Information provided ::

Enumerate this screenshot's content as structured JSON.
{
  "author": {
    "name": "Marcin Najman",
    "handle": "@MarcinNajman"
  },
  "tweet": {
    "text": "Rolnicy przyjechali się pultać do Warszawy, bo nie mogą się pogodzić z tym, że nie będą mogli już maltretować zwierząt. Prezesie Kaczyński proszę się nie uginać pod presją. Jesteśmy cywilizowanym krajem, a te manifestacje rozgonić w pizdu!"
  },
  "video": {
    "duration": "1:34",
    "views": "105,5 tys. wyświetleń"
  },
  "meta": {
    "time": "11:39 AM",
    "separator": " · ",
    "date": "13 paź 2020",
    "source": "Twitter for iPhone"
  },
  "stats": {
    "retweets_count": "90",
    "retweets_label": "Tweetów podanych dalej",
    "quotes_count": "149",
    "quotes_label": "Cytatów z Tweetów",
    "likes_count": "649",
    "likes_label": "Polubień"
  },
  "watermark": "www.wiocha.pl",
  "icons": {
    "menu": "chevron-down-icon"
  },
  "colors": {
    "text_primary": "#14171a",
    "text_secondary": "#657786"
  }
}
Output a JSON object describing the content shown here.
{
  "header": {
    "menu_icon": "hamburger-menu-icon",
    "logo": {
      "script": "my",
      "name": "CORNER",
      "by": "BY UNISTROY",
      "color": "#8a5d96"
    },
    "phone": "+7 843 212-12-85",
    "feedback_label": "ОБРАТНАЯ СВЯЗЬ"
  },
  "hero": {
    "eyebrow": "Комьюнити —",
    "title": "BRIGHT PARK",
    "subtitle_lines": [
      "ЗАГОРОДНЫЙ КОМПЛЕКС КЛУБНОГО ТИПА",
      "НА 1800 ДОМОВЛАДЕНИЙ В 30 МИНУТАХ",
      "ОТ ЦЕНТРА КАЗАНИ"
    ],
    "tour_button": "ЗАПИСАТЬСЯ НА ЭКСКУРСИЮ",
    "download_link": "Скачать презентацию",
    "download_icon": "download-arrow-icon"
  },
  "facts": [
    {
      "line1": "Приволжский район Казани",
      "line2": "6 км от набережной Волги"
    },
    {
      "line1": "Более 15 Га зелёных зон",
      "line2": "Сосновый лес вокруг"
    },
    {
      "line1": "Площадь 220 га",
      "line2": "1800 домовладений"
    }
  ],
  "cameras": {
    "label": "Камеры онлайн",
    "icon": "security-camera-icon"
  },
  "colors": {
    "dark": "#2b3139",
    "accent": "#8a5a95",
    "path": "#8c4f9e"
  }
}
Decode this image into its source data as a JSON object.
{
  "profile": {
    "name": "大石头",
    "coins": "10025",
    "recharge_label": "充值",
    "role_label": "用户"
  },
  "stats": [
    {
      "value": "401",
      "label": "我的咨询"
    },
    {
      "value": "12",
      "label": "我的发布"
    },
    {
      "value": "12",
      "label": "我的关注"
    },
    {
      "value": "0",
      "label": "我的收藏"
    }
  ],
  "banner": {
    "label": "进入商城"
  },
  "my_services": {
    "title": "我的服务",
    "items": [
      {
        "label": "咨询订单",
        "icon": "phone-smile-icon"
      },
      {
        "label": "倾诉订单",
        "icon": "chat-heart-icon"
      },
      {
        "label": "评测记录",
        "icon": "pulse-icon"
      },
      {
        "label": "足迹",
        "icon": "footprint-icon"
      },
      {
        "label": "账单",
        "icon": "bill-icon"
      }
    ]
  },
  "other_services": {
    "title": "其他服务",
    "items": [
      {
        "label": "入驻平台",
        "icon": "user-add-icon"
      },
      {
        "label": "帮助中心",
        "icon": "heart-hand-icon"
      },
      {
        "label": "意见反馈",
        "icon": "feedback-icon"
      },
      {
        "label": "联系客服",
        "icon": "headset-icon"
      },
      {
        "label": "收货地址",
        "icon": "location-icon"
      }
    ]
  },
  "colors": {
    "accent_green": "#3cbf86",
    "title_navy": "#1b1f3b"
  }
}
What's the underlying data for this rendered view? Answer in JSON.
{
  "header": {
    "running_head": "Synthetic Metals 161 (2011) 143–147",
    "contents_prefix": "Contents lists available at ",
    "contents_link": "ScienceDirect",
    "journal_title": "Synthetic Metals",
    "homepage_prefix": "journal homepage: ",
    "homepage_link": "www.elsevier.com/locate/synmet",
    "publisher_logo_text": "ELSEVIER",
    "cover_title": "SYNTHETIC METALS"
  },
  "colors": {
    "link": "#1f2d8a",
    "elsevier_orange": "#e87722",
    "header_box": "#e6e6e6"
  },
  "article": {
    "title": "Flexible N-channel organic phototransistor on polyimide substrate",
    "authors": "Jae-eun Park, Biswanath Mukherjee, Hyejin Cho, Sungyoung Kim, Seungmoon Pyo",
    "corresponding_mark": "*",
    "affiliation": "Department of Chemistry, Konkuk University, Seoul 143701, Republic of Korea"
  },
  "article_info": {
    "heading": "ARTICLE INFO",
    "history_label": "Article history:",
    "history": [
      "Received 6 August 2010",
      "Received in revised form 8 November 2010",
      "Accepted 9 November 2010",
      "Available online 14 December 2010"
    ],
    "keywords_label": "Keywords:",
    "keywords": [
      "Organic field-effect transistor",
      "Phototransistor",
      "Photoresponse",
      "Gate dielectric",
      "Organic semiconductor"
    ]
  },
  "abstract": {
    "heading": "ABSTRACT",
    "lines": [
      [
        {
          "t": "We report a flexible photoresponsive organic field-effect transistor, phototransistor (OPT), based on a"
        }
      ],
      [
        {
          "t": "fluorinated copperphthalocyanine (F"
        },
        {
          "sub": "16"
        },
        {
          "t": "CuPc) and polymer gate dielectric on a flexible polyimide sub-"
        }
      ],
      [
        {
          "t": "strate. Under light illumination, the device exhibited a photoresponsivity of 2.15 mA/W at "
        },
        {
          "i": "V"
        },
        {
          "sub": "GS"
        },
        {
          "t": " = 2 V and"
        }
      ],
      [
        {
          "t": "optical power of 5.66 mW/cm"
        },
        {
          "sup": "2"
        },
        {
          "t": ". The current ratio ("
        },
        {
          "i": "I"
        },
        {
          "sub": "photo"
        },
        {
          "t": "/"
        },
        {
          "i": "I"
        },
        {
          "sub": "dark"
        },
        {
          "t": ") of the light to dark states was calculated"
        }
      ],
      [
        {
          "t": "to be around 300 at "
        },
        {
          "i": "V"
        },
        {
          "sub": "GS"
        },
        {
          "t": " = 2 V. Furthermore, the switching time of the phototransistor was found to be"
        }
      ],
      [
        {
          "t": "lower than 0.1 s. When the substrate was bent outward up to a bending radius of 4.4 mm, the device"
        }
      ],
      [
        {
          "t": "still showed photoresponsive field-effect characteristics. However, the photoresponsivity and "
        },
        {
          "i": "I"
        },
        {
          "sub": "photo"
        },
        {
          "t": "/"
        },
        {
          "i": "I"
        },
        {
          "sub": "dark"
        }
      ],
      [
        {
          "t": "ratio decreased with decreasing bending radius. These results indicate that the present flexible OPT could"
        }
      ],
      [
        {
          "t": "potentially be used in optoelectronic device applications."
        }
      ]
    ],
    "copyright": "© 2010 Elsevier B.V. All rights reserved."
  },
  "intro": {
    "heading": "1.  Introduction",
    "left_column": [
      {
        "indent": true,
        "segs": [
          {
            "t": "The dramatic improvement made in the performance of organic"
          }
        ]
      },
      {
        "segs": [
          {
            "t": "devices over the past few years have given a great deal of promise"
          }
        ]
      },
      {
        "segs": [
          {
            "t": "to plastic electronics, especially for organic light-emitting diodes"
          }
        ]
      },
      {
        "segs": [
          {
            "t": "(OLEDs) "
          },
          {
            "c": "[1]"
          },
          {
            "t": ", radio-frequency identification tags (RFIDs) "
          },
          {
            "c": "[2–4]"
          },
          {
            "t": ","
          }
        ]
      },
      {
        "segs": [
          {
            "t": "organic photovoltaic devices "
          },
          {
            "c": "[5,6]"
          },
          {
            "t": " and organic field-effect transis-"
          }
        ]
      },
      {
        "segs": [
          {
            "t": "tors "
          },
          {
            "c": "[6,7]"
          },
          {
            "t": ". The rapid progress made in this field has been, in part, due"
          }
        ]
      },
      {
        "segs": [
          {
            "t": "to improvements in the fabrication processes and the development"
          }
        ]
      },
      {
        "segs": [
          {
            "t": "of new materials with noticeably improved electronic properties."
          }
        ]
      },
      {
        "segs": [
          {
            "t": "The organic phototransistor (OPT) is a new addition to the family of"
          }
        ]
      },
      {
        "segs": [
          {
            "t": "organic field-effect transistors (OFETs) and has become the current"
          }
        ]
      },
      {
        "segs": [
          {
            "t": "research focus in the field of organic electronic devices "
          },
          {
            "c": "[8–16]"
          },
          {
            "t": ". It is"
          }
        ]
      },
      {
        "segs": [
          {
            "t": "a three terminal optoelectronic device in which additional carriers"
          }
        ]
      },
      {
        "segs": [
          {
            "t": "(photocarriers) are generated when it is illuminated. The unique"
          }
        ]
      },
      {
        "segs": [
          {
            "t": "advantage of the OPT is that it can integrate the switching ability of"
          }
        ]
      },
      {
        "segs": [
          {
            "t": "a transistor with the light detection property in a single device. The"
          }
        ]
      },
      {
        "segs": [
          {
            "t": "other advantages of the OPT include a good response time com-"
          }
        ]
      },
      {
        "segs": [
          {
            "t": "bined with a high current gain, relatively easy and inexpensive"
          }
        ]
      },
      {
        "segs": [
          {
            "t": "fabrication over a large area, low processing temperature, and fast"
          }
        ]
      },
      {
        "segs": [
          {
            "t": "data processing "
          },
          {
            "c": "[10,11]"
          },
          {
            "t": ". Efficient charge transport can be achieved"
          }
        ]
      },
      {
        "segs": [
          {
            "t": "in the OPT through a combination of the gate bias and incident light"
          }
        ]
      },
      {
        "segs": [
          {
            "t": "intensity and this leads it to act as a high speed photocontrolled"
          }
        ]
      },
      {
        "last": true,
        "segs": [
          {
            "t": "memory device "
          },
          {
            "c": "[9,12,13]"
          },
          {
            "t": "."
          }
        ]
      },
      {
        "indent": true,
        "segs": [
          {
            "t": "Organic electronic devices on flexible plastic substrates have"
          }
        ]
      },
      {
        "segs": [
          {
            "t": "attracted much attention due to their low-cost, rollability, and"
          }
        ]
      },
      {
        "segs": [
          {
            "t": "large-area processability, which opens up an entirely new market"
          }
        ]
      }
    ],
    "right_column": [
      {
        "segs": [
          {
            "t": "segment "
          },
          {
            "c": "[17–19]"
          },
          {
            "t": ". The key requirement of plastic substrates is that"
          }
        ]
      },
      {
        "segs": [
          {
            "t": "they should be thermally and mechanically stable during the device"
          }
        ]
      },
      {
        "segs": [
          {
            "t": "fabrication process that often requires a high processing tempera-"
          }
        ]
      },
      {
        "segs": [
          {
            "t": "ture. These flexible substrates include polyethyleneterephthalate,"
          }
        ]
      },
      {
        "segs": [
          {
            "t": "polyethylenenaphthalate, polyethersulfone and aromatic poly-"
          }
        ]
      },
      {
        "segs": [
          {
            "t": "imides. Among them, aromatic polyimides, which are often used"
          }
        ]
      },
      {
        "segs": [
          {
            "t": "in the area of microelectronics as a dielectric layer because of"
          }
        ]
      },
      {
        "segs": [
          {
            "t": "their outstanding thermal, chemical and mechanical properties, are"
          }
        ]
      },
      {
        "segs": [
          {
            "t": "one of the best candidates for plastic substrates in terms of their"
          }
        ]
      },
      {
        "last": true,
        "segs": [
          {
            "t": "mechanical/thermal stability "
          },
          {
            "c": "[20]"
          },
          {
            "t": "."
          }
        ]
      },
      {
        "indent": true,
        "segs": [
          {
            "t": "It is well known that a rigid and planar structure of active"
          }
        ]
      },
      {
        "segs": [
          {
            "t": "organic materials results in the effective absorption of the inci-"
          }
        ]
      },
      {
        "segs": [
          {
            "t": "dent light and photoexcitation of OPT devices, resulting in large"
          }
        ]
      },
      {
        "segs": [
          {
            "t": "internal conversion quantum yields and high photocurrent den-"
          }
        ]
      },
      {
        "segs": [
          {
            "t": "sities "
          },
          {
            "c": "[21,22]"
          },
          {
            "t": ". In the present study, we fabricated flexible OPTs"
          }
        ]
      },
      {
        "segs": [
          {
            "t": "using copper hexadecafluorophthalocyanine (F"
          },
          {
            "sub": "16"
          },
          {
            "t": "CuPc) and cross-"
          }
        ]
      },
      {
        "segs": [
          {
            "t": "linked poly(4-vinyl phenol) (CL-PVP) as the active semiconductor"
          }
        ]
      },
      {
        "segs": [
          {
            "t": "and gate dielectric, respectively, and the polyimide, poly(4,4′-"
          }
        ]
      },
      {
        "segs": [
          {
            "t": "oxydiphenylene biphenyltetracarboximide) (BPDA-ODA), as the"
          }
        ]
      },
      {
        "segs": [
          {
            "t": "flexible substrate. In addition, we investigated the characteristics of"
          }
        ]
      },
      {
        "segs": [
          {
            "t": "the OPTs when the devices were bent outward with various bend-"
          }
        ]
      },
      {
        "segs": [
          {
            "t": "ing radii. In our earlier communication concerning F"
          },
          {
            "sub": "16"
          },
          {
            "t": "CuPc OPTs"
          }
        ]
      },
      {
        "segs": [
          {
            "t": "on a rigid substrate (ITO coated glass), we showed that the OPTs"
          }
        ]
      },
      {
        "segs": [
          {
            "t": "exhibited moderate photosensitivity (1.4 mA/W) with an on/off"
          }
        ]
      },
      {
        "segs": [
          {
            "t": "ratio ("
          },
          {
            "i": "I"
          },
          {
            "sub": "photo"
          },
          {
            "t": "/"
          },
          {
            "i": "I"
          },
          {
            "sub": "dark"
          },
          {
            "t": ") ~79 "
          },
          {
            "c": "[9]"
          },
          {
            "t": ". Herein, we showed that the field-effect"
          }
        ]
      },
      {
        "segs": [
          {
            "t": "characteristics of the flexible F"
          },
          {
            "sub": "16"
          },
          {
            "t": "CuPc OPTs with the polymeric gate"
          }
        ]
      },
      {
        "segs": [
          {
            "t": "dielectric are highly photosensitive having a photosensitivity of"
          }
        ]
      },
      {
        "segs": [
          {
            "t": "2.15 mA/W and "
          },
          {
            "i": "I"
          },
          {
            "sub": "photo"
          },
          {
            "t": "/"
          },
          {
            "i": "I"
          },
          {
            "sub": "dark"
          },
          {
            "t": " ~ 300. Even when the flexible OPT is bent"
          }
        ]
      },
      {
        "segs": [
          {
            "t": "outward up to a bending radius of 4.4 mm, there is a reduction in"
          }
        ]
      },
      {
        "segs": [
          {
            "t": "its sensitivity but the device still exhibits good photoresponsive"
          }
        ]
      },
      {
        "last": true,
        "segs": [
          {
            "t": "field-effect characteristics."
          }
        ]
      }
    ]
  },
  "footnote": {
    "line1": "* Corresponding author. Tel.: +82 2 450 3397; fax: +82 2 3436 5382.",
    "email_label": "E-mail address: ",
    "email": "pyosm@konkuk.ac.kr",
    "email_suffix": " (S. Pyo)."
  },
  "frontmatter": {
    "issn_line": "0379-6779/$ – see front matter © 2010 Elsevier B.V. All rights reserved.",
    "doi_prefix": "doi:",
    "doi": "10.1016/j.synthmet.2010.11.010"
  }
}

Exercise brief :: Filter the records down to the lines that contain the string "object", and copy those lines.

Answer for this exercise ::
Output a JSON object describing the content shown here.
Decode this image into its source data as a JSON object.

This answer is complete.